▶

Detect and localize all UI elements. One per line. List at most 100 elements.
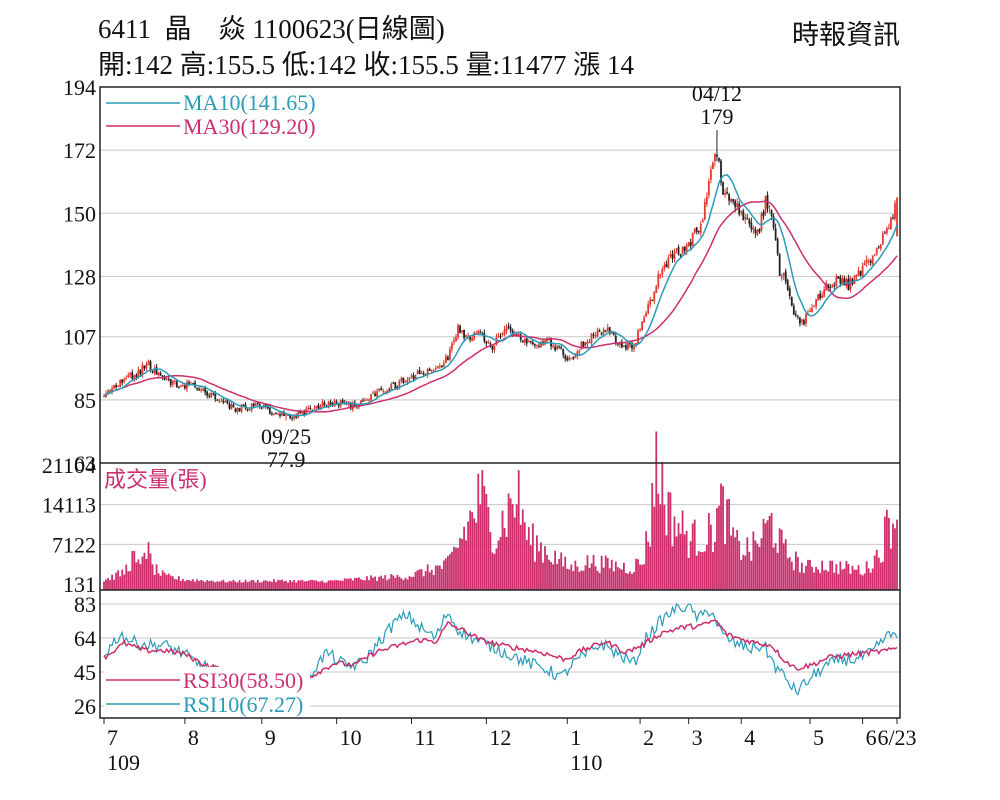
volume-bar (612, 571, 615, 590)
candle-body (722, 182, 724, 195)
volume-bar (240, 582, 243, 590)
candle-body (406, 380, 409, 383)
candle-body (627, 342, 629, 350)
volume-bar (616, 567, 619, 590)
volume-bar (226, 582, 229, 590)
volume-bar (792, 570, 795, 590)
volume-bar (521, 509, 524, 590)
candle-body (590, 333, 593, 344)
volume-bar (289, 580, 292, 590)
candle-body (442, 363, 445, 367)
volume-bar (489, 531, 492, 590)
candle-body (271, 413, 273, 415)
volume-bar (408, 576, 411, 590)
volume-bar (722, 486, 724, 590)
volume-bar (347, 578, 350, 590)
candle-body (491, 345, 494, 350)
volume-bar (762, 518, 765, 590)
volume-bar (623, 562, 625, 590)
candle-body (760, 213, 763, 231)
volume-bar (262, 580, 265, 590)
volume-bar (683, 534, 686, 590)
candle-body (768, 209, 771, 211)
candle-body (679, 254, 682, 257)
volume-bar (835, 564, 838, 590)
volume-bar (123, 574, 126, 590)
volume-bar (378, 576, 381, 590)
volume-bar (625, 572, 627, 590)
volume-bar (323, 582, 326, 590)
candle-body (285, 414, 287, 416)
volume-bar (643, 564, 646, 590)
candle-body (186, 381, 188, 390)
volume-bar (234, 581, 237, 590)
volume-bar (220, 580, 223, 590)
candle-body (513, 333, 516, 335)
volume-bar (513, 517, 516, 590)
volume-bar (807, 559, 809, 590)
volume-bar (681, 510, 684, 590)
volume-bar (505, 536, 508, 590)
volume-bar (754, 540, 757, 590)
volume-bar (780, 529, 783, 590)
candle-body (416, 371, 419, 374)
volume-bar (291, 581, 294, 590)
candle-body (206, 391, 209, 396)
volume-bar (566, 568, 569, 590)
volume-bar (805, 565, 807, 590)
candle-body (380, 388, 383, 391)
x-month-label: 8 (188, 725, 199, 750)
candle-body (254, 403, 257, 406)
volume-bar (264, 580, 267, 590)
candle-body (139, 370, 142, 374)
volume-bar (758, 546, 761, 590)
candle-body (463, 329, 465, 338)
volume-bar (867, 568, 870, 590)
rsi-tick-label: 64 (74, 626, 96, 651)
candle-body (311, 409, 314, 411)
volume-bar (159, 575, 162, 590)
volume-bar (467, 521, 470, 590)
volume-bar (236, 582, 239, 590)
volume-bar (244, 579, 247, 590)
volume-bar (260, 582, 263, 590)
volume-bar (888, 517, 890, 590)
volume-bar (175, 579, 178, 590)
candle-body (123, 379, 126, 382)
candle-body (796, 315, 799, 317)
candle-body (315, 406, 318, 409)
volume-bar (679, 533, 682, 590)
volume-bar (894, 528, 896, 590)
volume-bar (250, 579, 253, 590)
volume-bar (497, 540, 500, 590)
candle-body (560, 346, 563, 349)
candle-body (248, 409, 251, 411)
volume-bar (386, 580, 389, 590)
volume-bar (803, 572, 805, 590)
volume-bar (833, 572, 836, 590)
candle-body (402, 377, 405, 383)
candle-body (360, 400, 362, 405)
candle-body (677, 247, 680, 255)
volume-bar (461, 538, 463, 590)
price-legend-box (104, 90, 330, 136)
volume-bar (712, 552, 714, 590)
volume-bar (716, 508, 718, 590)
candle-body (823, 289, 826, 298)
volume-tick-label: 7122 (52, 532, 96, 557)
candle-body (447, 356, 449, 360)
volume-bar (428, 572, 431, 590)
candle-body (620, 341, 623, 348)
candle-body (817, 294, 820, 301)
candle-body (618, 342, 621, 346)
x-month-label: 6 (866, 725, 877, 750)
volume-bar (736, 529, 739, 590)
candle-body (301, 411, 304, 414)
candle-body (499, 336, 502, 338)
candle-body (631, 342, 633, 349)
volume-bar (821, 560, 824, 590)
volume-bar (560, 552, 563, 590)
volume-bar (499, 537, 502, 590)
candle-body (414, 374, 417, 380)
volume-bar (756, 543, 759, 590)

◀

- _Set task_
Pull out each line in the records that contains the word "month", and copy those lines in full.

- _Exercise answer_
x-month-label: 8 (188, 725, 199, 750)
x-month-label: 6 (866, 725, 877, 750)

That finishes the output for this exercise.